# REQUIREMENTS:
The records should be written out in full, with nothing altered.

===

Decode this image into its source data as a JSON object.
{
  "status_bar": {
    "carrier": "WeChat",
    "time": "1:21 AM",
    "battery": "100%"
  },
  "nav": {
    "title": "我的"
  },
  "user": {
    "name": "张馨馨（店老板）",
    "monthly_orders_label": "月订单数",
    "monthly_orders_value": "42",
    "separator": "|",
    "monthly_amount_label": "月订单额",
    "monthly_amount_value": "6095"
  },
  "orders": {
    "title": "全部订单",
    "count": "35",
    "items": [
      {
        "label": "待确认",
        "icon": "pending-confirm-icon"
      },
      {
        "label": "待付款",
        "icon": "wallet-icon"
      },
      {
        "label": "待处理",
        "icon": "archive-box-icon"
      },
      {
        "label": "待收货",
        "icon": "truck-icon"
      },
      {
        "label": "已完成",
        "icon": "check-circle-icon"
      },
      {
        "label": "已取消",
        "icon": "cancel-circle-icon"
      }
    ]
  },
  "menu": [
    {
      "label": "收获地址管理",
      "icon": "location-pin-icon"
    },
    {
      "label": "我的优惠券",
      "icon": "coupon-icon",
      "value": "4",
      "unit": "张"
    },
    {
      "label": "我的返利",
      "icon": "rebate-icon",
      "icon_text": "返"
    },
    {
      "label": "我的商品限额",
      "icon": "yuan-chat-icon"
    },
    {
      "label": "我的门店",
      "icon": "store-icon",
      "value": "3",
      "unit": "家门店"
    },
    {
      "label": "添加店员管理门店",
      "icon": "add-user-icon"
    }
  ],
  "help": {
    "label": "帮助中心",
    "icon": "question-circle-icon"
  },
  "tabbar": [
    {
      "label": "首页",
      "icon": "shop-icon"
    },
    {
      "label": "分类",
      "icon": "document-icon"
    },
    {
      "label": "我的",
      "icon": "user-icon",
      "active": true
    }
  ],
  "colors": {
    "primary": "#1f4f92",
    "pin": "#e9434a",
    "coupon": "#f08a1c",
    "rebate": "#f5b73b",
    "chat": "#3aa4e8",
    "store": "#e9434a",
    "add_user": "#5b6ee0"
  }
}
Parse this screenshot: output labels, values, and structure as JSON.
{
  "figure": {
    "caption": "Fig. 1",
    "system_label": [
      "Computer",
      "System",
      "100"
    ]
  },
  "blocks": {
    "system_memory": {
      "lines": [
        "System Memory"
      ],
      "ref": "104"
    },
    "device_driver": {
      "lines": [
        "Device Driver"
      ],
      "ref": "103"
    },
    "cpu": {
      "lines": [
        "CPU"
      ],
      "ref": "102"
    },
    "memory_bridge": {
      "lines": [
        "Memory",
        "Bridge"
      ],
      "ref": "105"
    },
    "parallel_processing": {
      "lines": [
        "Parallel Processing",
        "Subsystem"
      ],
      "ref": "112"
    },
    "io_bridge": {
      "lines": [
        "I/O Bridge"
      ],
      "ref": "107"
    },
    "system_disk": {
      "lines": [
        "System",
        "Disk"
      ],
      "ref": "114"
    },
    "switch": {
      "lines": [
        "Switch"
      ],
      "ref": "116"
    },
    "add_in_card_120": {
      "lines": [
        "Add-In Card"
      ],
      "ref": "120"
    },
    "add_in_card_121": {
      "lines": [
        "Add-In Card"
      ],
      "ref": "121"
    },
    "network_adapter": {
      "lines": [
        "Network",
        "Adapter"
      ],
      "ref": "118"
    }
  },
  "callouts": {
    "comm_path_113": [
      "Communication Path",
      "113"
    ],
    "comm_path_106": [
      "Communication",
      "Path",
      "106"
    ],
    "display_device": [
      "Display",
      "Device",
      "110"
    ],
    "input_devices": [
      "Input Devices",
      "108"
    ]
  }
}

===

# SOLUTION TO THIS TASK:
Decode this image into its source data as a JSON object.
{
  "status_bar": {
    "carrier": "WeChat",
    "time": "1:21 AM",
    "battery": "100%"
  },
  "nav": {
    "title": "我的"
  },
  "user": {
    "name": "张馨馨（店老板）",
    "monthly_orders_label": "月订单数",
    "monthly_orders_value": "42",
    "separator": "|",
    "monthly_amount_label": "月订单额",
    "monthly_amount_value": "6095"
  },
  "orders": {
    "title": "全部订单",
    "count": "35",
    "items": [
      {
        "label": "待确认",
        "icon": "pending-confirm-icon"
      },
      {
        "label": "待付款",
        "icon": "wallet-icon"
      },
      {
        "label": "待处理",
        "icon": "archive-box-icon"
      },
      {
        "label": "待收货",
        "icon": "truck-icon"
      },
      {
        "label": "已完成",
        "icon": "check-circle-icon"
      },
      {
        "label": "已取消",
        "icon": "cancel-circle-icon"
      }
    ]
  },
  "menu": [
    {
      "label": "收获地址管理",
      "icon": "location-pin-icon"
    },
    {
      "label": "我的优惠券",
      "icon": "coupon-icon",
      "value": "4",
      "unit": "张"
    },
    {
      "label": "我的返利",
      "icon": "rebate-icon",
      "icon_text": "返"
    },
    {
      "label": "我的商品限额",
      "icon": "yuan-chat-icon"
    },
    {
      "label": "我的门店",
      "icon": "store-icon",
      "value": "3",
      "unit": "家门店"
    },
    {
      "label": "添加店员管理门店",
      "icon": "add-user-icon"
    }
  ],
  "help": {
    "label": "帮助中心",
    "icon": "question-circle-icon"
  },
  "tabbar": [
    {
      "label": "首页",
      "icon": "shop-icon"
    },
    {
      "label": "分类",
      "icon": "document-icon"
    },
    {
      "label": "我的",
      "icon": "user-icon",
      "active": true
    }
  ],
  "colors": {
    "primary": "#1f4f92",
    "pin": "#e9434a",
    "coupon": "#f08a1c",
    "rebate": "#f5b73b",
    "chat": "#3aa4e8",
    "store": "#e9434a",
    "add_user": "#5b6ee0"
  }
}
Parse this screenshot: output labels, values, and structure as JSON.
{
  "figure": {
    "caption": "Fig. 1",
    "system_label": [
      "Computer",
      "System",
      "100"
    ]
  },
  "blocks": {
    "system_memory": {
      "lines": [
        "System Memory"
      ],
      "ref": "104"
    },
    "device_driver": {
      "lines": [
        "Device Driver"
      ],
      "ref": "103"
    },
    "cpu": {
      "lines": [
        "CPU"
      ],
      "ref": "102"
    },
    "memory_bridge": {
      "lines": [
        "Memory",
        "Bridge"
      ],
      "ref": "105"
    },
    "parallel_processing": {
      "lines": [
        "Parallel Processing",
        "Subsystem"
      ],
      "ref": "112"
    },
    "io_bridge": {
      "lines": [
        "I/O Bridge"
      ],
      "ref": "107"
    },
    "system_disk": {
      "lines": [
        "System",
        "Disk"
      ],
      "ref": "114"
    },
    "switch": {
      "lines": [
        "Switch"
      ],
      "ref": "116"
    },
    "add_in_card_120": {
      "lines": [
        "Add-In Card"
      ],
      "ref": "120"
    },
    "add_in_card_121": {
      "lines": [
        "Add-In Card"
      ],
      "ref": "121"
    },
    "network_adapter": {
      "lines": [
        "Network",
        "Adapter"
      ],
      "ref": "118"
    }
  },
  "callouts": {
    "comm_path_113": [
      "Communication Path",
      "113"
    ],
    "comm_path_106": [
      "Communication",
      "Path",
      "106"
    ],
    "display_device": [
      "Display",
      "Device",
      "110"
    ],
    "input_devices": [
      "Input Devices",
      "108"
    ]
  }
}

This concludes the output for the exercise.